What is required -> Quote the listing below in its entirety.

Exercise input ->
-------------------------

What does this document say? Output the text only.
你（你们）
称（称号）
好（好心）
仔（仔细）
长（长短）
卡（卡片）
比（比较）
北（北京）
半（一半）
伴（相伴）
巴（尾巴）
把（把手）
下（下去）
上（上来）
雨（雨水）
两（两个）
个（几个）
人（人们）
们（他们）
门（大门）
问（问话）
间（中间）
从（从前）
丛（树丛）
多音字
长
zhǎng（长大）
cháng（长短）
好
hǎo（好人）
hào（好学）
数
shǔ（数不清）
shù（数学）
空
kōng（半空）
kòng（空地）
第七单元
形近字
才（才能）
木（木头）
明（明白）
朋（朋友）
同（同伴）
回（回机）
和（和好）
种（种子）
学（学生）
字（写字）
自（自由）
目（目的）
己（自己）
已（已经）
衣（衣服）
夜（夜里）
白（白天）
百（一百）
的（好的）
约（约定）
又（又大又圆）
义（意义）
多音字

-------------------------

Exercise result ->
What does this document say? Output the text only.
你（你们）
称（称号）
好（好心）
仔（仔细）
长（长短）
卡（卡片）
比（比较）
北（北京）
半（一半）
伴（相伴）
巴（尾巴）
把（把手）
下（下去）
上（上来）
雨（雨水）
两（两个）
个（几个）
人（人们）
们（他们）
门（大门）
问（问话）
间（中间）
从（从前）
丛（树丛）
多音字
长
zhǎng（长大）
cháng（长短）
好
hǎo（好人）
hào（好学）
数
shǔ（数不清）
shù（数学）
空
kōng（半空）
kòng（空地）
第七单元
形近字
才（才能）
木（木头）
明（明白）
朋（朋友）
同（同伴）
回（回机）
和（和好）
种（种子）
学（学生）
字（写字）
自（自由）
目（目的）
己（自己）
已（已经）
衣（衣服）
夜（夜里）
白（白天）
百（一百）
的（好的）
约（约定）
又（又大又圆）
义（意义）
多音字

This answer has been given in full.